Written exercise> Locate the lines of the listing below that hold "this", then copy each of them.

%%

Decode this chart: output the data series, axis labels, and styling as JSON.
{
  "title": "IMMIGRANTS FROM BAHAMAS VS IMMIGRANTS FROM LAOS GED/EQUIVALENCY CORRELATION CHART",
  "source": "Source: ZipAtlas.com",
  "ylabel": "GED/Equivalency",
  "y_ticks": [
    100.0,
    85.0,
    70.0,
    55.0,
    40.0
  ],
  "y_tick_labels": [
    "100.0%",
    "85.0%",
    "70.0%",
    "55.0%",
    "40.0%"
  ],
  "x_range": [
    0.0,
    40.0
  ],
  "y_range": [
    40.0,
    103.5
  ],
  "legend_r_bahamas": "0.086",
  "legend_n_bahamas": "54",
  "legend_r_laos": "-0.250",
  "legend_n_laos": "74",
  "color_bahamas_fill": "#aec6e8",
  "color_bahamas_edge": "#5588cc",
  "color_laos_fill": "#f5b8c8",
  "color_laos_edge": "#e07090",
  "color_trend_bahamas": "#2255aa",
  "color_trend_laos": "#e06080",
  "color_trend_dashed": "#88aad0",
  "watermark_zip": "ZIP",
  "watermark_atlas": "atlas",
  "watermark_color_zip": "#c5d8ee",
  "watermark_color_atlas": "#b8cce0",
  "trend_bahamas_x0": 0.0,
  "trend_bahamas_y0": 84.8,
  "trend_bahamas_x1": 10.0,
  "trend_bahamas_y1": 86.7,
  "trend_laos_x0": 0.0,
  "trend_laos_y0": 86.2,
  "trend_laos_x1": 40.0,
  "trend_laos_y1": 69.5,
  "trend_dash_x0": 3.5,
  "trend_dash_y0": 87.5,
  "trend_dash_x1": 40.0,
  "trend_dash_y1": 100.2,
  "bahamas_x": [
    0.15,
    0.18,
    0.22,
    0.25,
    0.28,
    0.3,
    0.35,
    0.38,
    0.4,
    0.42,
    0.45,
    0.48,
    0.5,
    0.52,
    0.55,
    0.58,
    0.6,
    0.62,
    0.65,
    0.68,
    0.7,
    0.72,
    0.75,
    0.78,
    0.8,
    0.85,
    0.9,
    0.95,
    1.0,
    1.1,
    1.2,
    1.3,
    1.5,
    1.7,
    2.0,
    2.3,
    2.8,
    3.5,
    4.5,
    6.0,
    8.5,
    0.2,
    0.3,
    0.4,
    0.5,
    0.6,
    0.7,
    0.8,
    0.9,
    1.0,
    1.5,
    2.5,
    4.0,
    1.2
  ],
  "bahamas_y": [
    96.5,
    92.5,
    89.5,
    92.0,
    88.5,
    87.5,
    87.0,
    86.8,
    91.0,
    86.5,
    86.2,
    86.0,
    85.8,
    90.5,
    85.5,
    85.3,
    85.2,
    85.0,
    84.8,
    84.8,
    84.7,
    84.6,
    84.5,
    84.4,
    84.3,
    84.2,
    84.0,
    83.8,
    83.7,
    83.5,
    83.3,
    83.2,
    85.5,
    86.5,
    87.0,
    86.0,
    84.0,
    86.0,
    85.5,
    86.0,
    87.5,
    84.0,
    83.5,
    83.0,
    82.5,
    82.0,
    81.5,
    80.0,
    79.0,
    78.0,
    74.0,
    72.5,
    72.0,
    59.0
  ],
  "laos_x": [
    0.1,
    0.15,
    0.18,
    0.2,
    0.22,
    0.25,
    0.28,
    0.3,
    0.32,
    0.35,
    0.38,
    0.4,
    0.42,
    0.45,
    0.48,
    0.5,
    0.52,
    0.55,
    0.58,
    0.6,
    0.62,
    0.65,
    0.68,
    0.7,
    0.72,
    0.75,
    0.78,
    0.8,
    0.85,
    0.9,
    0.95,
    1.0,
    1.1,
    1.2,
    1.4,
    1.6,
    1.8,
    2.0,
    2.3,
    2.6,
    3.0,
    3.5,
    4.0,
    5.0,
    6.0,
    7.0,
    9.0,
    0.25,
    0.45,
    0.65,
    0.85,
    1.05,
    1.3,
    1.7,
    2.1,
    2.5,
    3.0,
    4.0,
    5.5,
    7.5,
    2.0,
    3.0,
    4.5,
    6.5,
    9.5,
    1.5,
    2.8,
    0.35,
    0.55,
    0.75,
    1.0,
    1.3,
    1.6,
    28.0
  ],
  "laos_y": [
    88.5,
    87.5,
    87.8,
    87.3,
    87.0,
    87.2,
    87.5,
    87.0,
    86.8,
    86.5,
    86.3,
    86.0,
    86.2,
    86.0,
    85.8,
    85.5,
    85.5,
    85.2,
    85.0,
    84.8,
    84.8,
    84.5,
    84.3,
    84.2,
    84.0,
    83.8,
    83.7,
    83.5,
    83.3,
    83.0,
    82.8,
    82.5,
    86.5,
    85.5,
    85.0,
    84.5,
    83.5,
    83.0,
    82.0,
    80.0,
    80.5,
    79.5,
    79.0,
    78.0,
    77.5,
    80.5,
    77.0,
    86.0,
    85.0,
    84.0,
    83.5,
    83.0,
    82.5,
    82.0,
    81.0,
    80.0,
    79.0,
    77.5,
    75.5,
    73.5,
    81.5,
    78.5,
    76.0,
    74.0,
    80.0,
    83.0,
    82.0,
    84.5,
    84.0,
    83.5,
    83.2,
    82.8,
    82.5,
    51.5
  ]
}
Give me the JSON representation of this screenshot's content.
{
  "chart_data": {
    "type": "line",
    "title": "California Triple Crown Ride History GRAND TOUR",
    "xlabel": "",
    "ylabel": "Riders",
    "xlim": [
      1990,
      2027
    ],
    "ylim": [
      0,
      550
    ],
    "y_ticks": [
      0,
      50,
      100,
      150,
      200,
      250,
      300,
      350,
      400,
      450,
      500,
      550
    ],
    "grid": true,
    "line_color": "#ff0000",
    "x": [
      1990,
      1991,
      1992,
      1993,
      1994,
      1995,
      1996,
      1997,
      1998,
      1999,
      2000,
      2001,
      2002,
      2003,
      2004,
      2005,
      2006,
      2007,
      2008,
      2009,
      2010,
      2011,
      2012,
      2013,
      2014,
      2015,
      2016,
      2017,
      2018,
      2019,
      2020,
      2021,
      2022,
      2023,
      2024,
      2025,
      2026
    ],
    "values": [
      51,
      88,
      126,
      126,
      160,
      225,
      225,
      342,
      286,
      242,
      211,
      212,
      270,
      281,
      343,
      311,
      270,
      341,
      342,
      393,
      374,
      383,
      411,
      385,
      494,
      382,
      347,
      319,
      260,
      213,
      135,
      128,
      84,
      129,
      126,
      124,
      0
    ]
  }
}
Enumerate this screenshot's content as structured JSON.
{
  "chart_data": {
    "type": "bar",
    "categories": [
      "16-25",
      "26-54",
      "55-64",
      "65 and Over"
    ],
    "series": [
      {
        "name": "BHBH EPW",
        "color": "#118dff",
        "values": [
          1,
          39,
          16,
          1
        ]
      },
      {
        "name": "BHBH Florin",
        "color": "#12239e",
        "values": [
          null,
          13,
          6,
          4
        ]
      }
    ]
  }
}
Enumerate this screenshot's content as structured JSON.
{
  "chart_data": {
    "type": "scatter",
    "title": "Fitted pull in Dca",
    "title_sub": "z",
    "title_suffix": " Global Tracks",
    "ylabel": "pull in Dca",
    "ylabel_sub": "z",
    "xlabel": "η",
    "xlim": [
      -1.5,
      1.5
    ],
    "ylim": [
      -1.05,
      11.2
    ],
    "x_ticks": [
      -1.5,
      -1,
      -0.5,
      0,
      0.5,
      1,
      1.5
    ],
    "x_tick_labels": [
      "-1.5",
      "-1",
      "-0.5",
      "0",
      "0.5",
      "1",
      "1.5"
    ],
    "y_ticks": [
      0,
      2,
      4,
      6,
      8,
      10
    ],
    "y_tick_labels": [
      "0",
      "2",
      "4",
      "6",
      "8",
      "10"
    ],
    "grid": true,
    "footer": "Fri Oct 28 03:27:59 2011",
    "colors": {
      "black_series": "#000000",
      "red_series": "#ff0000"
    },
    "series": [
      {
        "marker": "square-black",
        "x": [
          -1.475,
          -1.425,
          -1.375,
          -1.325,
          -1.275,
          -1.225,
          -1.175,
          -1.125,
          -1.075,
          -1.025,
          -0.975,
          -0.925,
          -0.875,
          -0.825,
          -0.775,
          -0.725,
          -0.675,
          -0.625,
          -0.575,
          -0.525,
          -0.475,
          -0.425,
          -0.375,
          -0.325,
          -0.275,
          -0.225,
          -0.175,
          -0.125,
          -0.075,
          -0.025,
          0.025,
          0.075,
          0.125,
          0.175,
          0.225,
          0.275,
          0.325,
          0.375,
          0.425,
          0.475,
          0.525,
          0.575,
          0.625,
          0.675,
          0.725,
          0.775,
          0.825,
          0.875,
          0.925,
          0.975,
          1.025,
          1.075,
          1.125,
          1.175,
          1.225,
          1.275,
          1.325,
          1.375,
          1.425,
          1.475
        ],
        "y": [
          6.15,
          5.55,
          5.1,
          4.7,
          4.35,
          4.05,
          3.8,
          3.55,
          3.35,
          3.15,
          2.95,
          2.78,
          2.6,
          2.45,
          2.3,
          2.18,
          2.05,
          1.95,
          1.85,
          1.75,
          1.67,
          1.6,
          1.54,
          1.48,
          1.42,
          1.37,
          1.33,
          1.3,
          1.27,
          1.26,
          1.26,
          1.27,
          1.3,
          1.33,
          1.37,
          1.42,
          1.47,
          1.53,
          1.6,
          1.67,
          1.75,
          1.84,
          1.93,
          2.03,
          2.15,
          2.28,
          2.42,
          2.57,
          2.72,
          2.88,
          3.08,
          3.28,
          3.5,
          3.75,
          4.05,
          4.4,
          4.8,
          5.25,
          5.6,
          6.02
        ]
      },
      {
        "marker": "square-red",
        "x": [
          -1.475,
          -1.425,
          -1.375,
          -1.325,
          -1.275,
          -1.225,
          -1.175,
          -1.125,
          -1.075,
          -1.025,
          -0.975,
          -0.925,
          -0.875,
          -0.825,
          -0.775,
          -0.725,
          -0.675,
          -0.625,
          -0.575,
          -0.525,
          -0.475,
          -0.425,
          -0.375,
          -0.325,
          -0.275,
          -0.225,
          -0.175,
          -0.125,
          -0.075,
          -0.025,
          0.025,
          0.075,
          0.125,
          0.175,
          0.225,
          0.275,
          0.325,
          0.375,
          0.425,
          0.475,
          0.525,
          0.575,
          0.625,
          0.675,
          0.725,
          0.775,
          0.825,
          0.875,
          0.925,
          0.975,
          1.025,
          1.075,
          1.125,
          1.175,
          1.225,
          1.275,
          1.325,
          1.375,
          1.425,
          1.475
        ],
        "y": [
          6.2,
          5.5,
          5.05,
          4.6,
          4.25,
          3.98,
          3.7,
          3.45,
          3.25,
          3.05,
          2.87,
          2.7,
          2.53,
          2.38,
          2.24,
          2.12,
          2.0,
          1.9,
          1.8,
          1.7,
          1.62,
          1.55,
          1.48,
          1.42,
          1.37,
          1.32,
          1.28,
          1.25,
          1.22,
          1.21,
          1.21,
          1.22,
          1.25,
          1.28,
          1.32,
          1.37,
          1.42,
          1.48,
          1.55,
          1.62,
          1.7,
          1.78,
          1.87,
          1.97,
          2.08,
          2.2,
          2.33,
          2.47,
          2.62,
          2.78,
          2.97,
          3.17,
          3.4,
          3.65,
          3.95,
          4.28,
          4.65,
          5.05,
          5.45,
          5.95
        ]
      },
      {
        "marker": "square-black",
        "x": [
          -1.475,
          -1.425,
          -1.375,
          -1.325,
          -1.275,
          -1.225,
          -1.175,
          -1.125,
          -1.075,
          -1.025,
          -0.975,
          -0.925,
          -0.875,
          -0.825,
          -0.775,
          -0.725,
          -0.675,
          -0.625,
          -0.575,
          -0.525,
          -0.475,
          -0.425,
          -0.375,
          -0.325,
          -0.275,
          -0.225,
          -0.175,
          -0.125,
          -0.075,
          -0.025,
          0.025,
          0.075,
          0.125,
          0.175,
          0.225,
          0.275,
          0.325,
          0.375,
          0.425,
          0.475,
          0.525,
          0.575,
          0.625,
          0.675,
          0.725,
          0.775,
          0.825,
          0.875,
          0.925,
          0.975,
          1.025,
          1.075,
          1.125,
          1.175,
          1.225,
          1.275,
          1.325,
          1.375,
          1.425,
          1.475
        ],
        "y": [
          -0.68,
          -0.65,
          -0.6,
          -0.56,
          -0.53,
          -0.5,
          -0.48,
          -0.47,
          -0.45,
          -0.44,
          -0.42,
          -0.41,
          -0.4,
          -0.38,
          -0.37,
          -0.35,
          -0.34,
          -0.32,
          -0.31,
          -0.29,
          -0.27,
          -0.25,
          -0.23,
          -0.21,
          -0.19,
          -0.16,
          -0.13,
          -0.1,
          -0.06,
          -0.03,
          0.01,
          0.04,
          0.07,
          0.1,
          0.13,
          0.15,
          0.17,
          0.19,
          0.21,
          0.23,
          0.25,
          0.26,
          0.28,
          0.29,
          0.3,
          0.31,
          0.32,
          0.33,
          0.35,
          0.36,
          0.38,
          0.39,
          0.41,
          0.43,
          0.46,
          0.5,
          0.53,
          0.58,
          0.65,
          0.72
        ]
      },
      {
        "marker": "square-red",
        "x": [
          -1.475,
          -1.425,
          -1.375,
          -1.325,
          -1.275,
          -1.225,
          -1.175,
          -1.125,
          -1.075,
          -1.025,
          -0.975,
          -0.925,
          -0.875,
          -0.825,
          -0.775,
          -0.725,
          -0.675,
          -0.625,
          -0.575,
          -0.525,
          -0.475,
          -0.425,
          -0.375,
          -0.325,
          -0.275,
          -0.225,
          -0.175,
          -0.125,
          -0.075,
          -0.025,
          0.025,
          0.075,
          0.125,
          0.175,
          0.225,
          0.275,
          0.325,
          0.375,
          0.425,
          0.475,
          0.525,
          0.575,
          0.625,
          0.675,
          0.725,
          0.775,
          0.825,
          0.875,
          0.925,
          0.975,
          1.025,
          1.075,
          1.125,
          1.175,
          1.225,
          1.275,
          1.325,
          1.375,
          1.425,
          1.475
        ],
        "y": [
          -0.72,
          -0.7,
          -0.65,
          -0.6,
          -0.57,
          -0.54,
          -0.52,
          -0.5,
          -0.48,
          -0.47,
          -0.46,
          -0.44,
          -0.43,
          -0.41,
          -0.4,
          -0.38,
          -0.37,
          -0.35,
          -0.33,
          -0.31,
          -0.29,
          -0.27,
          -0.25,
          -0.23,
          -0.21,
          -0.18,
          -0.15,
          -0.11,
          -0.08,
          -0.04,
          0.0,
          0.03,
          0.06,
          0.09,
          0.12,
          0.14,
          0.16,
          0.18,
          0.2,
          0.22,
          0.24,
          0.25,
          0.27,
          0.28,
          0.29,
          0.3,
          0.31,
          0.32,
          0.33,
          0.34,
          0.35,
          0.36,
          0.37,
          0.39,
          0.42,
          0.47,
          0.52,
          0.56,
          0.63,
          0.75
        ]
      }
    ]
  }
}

%%

Written reply>
Decode this chart: output the data series, axis labels, and styling as JSON.
Give me the JSON representation of this screenshot's content.
Enumerate this screenshot's content as structured JSON.
Enumerate this screenshot's content as structured JSON.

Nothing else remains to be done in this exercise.